Task brief
From the listing below, extract every line in which the word "使用的數據" appears.
>> START Provided data
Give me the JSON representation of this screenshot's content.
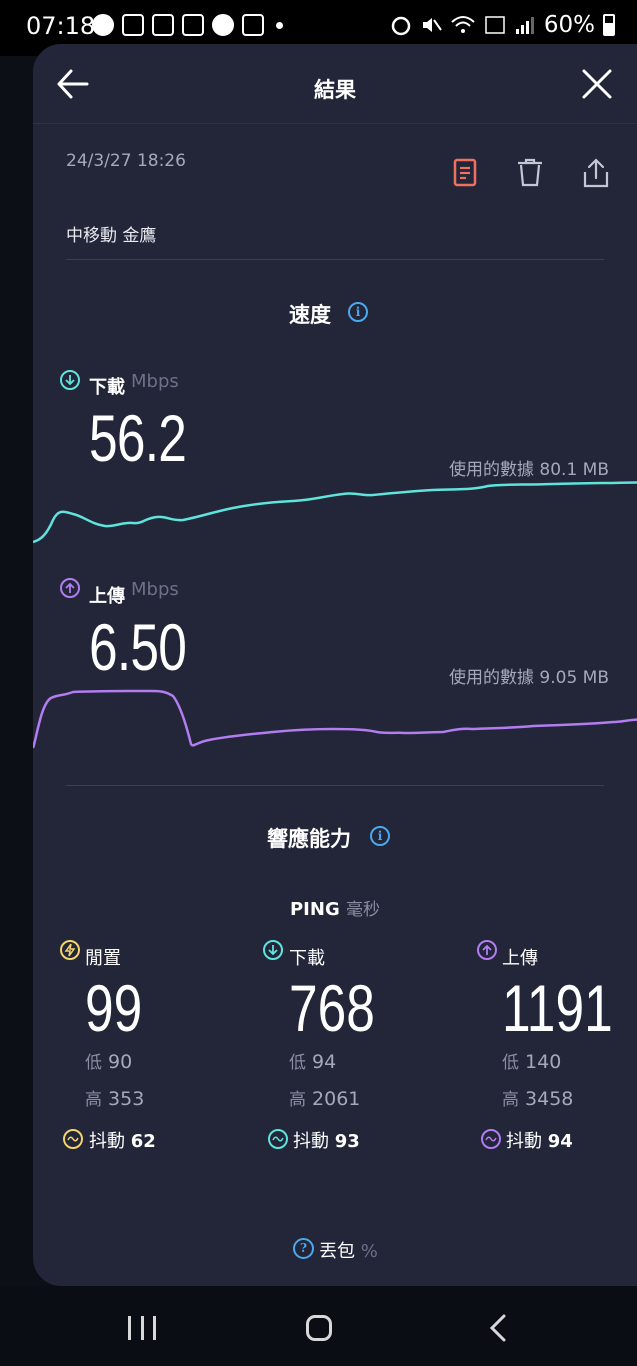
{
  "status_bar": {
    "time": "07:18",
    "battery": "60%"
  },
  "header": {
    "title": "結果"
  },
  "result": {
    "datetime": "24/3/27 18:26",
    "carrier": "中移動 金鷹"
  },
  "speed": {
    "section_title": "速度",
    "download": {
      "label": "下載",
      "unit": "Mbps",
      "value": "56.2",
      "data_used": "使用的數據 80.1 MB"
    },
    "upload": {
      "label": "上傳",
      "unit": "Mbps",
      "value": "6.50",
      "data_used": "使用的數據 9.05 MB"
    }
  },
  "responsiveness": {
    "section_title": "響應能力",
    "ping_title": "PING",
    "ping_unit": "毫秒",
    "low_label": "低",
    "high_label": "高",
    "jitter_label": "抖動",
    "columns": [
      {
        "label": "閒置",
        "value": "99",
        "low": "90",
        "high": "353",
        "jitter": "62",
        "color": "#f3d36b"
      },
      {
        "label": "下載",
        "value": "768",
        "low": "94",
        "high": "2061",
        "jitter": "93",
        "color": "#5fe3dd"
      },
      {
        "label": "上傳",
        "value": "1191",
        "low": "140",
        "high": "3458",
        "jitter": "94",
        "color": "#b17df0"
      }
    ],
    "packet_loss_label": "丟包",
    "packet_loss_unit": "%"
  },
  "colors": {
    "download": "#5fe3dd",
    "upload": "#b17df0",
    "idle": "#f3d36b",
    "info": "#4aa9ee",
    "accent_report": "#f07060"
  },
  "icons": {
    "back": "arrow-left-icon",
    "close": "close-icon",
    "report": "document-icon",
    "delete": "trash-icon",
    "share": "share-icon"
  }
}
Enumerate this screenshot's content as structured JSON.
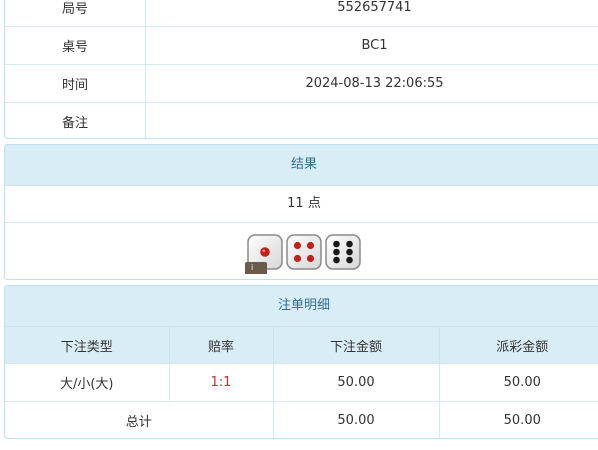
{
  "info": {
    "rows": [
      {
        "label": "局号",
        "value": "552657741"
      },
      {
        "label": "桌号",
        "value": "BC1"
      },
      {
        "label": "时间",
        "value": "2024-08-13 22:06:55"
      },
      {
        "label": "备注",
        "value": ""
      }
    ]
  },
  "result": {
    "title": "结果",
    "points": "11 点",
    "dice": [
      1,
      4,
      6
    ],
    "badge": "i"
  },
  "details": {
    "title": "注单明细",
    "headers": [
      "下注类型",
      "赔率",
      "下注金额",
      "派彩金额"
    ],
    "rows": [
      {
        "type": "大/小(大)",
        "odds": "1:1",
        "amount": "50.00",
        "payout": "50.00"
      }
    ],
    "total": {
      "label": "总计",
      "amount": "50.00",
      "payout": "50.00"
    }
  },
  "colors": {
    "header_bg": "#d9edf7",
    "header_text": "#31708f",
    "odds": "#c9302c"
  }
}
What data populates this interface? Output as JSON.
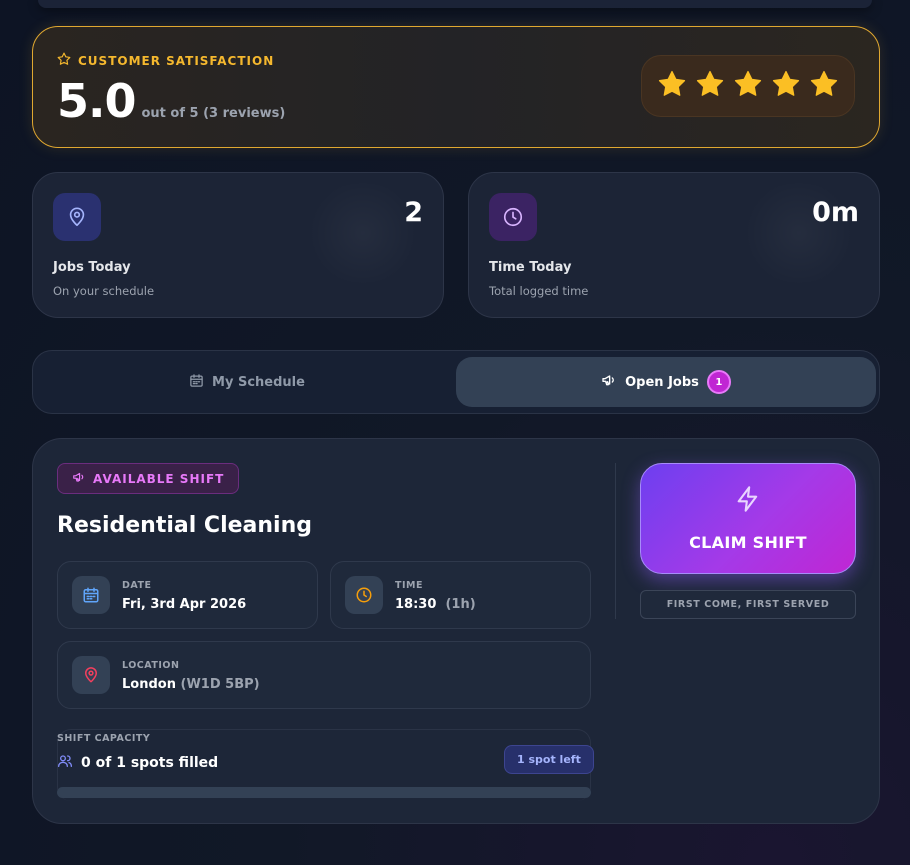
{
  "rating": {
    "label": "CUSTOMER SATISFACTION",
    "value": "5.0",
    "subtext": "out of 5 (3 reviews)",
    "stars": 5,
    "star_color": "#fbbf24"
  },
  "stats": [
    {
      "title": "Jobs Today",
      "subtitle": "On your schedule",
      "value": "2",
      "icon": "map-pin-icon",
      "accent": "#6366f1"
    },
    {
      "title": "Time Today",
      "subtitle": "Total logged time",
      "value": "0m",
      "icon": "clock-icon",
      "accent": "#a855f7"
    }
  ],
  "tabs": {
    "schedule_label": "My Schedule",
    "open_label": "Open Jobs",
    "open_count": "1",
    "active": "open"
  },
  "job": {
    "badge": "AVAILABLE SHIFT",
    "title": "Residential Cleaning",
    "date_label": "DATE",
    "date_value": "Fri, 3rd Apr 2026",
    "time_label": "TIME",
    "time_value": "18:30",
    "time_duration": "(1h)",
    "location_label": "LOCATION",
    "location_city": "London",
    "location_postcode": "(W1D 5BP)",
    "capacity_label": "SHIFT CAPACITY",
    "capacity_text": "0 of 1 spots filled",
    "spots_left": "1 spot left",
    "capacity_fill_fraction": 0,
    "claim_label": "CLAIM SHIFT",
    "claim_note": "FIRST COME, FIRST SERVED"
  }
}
>> END Provided data
Output of the task
      "data_used": "使用的數據 80.1 MB"
      "data_used": "使用的數據 9.05 MB"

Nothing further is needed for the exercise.